Given information:
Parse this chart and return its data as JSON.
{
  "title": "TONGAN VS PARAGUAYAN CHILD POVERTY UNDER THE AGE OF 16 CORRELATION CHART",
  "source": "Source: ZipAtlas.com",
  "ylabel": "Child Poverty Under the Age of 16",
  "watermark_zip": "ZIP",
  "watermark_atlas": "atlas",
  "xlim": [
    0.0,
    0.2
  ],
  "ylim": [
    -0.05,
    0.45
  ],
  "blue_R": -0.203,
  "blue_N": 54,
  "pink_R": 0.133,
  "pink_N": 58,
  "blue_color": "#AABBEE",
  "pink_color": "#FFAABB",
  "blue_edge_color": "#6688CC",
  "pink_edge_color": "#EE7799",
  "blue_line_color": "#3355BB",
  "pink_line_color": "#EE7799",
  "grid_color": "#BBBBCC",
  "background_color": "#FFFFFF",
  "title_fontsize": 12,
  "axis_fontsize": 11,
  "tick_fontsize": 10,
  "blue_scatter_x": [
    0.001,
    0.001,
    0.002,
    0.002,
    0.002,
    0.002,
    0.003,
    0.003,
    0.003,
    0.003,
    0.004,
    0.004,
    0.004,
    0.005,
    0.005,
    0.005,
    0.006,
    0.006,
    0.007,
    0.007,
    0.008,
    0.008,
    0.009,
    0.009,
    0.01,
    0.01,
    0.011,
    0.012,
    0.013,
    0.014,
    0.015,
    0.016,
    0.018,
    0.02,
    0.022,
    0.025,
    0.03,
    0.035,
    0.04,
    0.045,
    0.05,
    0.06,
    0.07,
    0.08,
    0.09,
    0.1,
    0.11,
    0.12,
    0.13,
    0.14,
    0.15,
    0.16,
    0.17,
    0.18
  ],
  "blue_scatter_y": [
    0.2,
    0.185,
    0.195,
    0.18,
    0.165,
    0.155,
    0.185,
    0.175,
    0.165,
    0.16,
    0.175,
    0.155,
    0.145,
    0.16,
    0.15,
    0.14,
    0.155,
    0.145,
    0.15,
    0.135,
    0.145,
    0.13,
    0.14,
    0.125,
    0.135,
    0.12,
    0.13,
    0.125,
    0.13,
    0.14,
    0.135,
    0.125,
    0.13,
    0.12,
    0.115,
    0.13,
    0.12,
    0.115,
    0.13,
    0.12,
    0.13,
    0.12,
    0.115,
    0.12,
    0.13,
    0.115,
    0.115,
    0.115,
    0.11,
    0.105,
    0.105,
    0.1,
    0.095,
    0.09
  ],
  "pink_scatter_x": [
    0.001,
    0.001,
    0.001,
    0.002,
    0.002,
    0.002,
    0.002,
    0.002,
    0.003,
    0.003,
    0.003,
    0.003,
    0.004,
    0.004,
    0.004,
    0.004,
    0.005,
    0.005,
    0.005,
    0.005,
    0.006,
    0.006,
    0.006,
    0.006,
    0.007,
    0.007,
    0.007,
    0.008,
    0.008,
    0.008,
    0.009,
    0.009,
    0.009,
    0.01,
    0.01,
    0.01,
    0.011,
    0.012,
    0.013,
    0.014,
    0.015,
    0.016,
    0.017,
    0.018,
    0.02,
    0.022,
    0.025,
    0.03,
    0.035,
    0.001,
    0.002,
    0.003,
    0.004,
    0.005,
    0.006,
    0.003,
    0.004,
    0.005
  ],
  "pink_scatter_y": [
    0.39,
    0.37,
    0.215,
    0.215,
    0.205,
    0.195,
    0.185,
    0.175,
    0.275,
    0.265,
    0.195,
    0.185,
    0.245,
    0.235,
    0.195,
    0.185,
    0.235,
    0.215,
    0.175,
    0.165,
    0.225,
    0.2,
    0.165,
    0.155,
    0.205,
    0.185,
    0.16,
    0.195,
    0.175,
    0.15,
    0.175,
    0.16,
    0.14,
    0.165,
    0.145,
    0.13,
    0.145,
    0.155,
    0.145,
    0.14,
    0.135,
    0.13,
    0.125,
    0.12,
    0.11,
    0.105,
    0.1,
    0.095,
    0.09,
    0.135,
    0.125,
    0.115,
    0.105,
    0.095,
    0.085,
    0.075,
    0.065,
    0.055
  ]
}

Problem:
Transcribe the entire listing above precisely.

Correct answer:
Parse this chart and return its data as JSON.
{
  "title": "TONGAN VS PARAGUAYAN CHILD POVERTY UNDER THE AGE OF 16 CORRELATION CHART",
  "source": "Source: ZipAtlas.com",
  "ylabel": "Child Poverty Under the Age of 16",
  "watermark_zip": "ZIP",
  "watermark_atlas": "atlas",
  "xlim": [
    0.0,
    0.2
  ],
  "ylim": [
    -0.05,
    0.45
  ],
  "blue_R": -0.203,
  "blue_N": 54,
  "pink_R": 0.133,
  "pink_N": 58,
  "blue_color": "#AABBEE",
  "pink_color": "#FFAABB",
  "blue_edge_color": "#6688CC",
  "pink_edge_color": "#EE7799",
  "blue_line_color": "#3355BB",
  "pink_line_color": "#EE7799",
  "grid_color": "#BBBBCC",
  "background_color": "#FFFFFF",
  "title_fontsize": 12,
  "axis_fontsize": 11,
  "tick_fontsize": 10,
  "blue_scatter_x": [
    0.001,
    0.001,
    0.002,
    0.002,
    0.002,
    0.002,
    0.003,
    0.003,
    0.003,
    0.003,
    0.004,
    0.004,
    0.004,
    0.005,
    0.005,
    0.005,
    0.006,
    0.006,
    0.007,
    0.007,
    0.008,
    0.008,
    0.009,
    0.009,
    0.01,
    0.01,
    0.011,
    0.012,
    0.013,
    0.014,
    0.015,
    0.016,
    0.018,
    0.02,
    0.022,
    0.025,
    0.03,
    0.035,
    0.04,
    0.045,
    0.05,
    0.06,
    0.07,
    0.08,
    0.09,
    0.1,
    0.11,
    0.12,
    0.13,
    0.14,
    0.15,
    0.16,
    0.17,
    0.18
  ],
  "blue_scatter_y": [
    0.2,
    0.185,
    0.195,
    0.18,
    0.165,
    0.155,
    0.185,
    0.175,
    0.165,
    0.16,
    0.175,
    0.155,
    0.145,
    0.16,
    0.15,
    0.14,
    0.155,
    0.145,
    0.15,
    0.135,
    0.145,
    0.13,
    0.14,
    0.125,
    0.135,
    0.12,
    0.13,
    0.125,
    0.13,
    0.14,
    0.135,
    0.125,
    0.13,
    0.12,
    0.115,
    0.13,
    0.12,
    0.115,
    0.13,
    0.12,
    0.13,
    0.12,
    0.115,
    0.12,
    0.13,
    0.115,
    0.115,
    0.115,
    0.11,
    0.105,
    0.105,
    0.1,
    0.095,
    0.09
  ],
  "pink_scatter_x": [
    0.001,
    0.001,
    0.001,
    0.002,
    0.002,
    0.002,
    0.002,
    0.002,
    0.003,
    0.003,
    0.003,
    0.003,
    0.004,
    0.004,
    0.004,
    0.004,
    0.005,
    0.005,
    0.005,
    0.005,
    0.006,
    0.006,
    0.006,
    0.006,
    0.007,
    0.007,
    0.007,
    0.008,
    0.008,
    0.008,
    0.009,
    0.009,
    0.009,
    0.01,
    0.01,
    0.01,
    0.011,
    0.012,
    0.013,
    0.014,
    0.015,
    0.016,
    0.017,
    0.018,
    0.02,
    0.022,
    0.025,
    0.03,
    0.035,
    0.001,
    0.002,
    0.003,
    0.004,
    0.005,
    0.006,
    0.003,
    0.004,
    0.005
  ],
  "pink_scatter_y": [
    0.39,
    0.37,
    0.215,
    0.215,
    0.205,
    0.195,
    0.185,
    0.175,
    0.275,
    0.265,
    0.195,
    0.185,
    0.245,
    0.235,
    0.195,
    0.185,
    0.235,
    0.215,
    0.175,
    0.165,
    0.225,
    0.2,
    0.165,
    0.155,
    0.205,
    0.185,
    0.16,
    0.195,
    0.175,
    0.15,
    0.175,
    0.16,
    0.14,
    0.165,
    0.145,
    0.13,
    0.145,
    0.155,
    0.145,
    0.14,
    0.135,
    0.13,
    0.125,
    0.12,
    0.11,
    0.105,
    0.1,
    0.095,
    0.09,
    0.135,
    0.125,
    0.115,
    0.105,
    0.095,
    0.085,
    0.075,
    0.065,
    0.055
  ]
}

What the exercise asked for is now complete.